### Records supplied
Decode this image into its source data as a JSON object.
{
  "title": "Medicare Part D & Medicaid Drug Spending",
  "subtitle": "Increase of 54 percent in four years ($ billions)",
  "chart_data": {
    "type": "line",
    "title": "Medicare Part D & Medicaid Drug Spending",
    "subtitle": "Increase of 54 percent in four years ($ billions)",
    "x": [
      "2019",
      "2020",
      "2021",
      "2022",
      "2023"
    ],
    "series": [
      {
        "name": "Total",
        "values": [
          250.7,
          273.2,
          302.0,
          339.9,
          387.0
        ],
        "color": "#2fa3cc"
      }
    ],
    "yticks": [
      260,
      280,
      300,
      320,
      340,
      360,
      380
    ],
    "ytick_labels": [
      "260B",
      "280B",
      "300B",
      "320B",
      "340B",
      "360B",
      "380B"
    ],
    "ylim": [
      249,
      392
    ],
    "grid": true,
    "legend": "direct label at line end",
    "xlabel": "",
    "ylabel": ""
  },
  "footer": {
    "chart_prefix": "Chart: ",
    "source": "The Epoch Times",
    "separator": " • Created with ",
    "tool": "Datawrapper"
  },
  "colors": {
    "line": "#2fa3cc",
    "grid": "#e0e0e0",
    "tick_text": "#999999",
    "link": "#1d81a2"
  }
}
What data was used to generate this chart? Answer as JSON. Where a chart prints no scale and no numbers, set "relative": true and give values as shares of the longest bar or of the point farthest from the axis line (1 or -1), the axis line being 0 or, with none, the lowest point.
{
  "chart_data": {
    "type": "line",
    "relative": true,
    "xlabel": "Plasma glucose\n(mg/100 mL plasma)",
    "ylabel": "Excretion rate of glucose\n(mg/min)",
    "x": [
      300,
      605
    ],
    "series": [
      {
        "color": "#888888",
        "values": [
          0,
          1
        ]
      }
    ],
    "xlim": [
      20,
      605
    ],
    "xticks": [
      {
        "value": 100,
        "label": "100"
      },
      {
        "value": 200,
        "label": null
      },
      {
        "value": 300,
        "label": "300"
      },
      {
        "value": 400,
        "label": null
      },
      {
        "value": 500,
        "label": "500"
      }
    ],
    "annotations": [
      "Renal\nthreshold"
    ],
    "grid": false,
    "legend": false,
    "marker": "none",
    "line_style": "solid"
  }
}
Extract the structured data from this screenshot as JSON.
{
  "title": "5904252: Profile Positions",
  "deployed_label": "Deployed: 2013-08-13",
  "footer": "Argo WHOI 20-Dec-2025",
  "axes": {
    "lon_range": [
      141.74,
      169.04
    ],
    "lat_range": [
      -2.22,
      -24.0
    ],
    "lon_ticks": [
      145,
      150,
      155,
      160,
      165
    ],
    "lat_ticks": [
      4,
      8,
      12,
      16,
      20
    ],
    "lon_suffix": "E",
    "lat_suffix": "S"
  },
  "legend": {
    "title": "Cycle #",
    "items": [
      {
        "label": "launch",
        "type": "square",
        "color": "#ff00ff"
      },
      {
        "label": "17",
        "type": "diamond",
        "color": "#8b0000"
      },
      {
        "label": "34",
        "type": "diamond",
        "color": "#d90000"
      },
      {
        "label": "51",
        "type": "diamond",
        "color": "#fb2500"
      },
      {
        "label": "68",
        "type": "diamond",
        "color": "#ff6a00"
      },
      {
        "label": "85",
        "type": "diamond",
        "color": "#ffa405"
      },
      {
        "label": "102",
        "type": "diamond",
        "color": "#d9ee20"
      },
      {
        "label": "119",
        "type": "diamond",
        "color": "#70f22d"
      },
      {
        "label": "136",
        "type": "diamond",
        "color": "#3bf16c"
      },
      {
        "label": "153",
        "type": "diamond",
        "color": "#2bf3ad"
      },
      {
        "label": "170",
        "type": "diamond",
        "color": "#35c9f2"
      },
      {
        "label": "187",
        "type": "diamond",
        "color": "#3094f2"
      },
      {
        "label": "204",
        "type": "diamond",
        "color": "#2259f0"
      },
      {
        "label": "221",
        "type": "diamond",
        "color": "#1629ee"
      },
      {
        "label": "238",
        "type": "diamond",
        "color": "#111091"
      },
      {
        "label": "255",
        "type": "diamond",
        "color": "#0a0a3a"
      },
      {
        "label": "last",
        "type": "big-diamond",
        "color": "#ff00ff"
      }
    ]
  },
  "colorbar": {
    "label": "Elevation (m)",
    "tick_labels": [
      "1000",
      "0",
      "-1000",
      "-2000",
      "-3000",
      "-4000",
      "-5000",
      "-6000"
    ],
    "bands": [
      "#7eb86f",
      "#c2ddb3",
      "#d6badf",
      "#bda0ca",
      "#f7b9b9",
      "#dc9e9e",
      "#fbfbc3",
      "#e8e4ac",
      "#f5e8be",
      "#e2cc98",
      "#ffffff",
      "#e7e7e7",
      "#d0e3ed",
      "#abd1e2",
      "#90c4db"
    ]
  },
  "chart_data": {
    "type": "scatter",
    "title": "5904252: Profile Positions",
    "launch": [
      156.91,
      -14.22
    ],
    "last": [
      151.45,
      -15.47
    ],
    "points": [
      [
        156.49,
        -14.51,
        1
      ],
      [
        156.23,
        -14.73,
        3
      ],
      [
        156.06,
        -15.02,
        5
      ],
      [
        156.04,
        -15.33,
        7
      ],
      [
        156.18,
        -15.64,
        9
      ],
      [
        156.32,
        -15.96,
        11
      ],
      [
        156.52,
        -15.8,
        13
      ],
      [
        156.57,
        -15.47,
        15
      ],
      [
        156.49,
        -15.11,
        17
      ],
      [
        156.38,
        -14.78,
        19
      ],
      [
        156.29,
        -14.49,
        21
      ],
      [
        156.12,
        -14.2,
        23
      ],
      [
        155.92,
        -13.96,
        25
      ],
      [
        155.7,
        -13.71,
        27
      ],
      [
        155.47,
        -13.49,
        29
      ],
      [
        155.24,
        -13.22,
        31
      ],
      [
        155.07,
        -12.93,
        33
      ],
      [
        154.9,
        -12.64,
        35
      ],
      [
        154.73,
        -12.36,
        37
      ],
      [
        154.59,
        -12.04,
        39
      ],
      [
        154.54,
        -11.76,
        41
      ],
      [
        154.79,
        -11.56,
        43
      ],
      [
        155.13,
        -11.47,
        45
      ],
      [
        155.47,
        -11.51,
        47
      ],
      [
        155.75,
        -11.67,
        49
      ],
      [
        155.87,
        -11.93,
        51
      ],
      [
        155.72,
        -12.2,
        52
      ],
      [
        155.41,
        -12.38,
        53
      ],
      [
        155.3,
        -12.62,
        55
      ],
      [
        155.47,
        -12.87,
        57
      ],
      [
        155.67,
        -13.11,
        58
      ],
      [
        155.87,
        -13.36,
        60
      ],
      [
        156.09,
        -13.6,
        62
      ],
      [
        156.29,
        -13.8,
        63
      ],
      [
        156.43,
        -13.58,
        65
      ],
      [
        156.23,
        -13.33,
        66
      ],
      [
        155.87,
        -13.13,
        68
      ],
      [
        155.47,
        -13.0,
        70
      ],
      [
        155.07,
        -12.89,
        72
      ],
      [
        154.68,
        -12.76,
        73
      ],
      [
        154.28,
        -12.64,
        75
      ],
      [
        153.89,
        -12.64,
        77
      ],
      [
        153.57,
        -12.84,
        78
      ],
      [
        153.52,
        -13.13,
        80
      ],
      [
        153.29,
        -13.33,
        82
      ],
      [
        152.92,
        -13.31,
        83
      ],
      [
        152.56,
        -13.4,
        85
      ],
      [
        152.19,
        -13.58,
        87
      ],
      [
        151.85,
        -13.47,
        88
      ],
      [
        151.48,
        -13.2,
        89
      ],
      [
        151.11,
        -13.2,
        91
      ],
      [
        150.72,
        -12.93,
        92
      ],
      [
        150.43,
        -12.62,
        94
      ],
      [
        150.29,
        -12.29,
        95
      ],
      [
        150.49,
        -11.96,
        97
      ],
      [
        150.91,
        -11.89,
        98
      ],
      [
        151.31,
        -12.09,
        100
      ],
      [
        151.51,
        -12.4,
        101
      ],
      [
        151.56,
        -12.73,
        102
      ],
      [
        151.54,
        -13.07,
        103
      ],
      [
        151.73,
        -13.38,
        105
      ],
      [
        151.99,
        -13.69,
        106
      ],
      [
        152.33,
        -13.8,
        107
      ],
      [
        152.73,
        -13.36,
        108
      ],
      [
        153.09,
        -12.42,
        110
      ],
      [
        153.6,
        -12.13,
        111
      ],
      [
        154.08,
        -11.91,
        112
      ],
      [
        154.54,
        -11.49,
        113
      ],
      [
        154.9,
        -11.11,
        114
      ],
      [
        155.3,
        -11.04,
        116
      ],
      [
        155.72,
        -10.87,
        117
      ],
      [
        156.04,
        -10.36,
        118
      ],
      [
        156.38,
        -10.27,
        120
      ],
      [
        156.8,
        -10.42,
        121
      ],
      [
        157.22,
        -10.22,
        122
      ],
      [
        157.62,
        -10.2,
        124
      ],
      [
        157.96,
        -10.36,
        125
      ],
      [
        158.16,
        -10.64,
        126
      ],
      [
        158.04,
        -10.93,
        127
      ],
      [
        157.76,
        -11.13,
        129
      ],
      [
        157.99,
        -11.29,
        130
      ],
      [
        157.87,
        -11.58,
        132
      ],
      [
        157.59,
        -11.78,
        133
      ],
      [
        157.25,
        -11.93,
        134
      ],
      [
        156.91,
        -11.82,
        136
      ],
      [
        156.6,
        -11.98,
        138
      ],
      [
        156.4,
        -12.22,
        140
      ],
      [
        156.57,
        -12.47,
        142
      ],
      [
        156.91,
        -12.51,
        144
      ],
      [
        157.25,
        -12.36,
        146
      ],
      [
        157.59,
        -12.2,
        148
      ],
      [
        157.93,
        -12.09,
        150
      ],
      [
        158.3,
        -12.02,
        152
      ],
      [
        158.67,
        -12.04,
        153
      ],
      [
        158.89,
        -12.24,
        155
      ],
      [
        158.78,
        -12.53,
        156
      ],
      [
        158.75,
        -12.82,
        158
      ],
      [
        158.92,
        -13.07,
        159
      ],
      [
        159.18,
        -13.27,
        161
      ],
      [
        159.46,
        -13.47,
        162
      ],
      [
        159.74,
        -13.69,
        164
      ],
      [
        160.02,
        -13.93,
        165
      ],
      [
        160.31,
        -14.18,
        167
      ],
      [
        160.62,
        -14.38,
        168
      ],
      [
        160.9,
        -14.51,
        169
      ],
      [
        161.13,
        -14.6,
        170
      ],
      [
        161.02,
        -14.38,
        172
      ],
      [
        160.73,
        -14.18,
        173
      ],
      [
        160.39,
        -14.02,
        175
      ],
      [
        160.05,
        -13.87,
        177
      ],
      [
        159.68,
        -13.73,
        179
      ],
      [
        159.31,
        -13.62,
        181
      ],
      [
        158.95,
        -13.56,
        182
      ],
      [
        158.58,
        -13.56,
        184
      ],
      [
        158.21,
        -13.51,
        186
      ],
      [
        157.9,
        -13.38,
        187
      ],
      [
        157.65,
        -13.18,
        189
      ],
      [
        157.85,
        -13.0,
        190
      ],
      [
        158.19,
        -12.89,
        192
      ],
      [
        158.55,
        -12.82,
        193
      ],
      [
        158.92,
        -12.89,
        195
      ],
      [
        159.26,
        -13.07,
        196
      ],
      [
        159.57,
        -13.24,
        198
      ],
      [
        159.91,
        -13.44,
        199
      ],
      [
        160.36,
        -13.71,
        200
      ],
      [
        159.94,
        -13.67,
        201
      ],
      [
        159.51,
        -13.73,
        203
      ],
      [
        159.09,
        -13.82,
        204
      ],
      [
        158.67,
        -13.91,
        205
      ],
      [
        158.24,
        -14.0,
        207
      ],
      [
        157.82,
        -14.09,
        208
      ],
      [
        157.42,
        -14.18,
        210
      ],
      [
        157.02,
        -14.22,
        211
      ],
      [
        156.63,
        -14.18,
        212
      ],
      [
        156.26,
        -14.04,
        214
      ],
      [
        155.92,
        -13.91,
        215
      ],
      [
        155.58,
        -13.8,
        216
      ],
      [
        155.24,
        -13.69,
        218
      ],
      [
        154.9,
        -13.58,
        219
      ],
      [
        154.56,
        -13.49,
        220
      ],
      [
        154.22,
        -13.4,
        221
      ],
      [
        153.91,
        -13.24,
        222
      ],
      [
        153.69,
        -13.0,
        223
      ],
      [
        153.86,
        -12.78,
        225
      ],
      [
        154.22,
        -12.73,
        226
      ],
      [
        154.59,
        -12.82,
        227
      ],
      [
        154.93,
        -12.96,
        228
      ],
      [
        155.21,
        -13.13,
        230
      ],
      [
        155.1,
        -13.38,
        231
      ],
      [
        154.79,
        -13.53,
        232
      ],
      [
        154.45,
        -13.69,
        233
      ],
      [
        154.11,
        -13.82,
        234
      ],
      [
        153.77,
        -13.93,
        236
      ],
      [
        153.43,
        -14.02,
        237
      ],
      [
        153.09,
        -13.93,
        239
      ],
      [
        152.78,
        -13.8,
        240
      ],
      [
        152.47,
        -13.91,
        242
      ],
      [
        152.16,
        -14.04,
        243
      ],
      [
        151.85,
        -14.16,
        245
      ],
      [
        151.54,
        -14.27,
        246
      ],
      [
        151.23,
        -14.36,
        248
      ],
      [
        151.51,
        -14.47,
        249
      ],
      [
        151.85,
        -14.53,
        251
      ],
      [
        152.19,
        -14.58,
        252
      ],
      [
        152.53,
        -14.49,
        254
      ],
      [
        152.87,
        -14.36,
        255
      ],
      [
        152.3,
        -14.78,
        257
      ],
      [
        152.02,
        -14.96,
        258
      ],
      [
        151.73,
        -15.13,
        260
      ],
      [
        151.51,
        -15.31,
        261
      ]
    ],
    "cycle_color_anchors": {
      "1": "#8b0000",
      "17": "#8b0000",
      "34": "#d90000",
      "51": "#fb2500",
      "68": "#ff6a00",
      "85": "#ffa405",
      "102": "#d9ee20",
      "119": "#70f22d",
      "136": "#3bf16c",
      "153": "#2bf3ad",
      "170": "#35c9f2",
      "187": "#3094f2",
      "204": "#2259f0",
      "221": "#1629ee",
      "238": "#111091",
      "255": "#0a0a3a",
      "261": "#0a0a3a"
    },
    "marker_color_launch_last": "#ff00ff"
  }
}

### Description of the task
List every line above that contains the word "subtitle".

### Answer to this problem
  "subtitle": "Increase of 54 percent in four years ($ billions)",
    "subtitle": "Increase of 54 percent in four years ($ billions)",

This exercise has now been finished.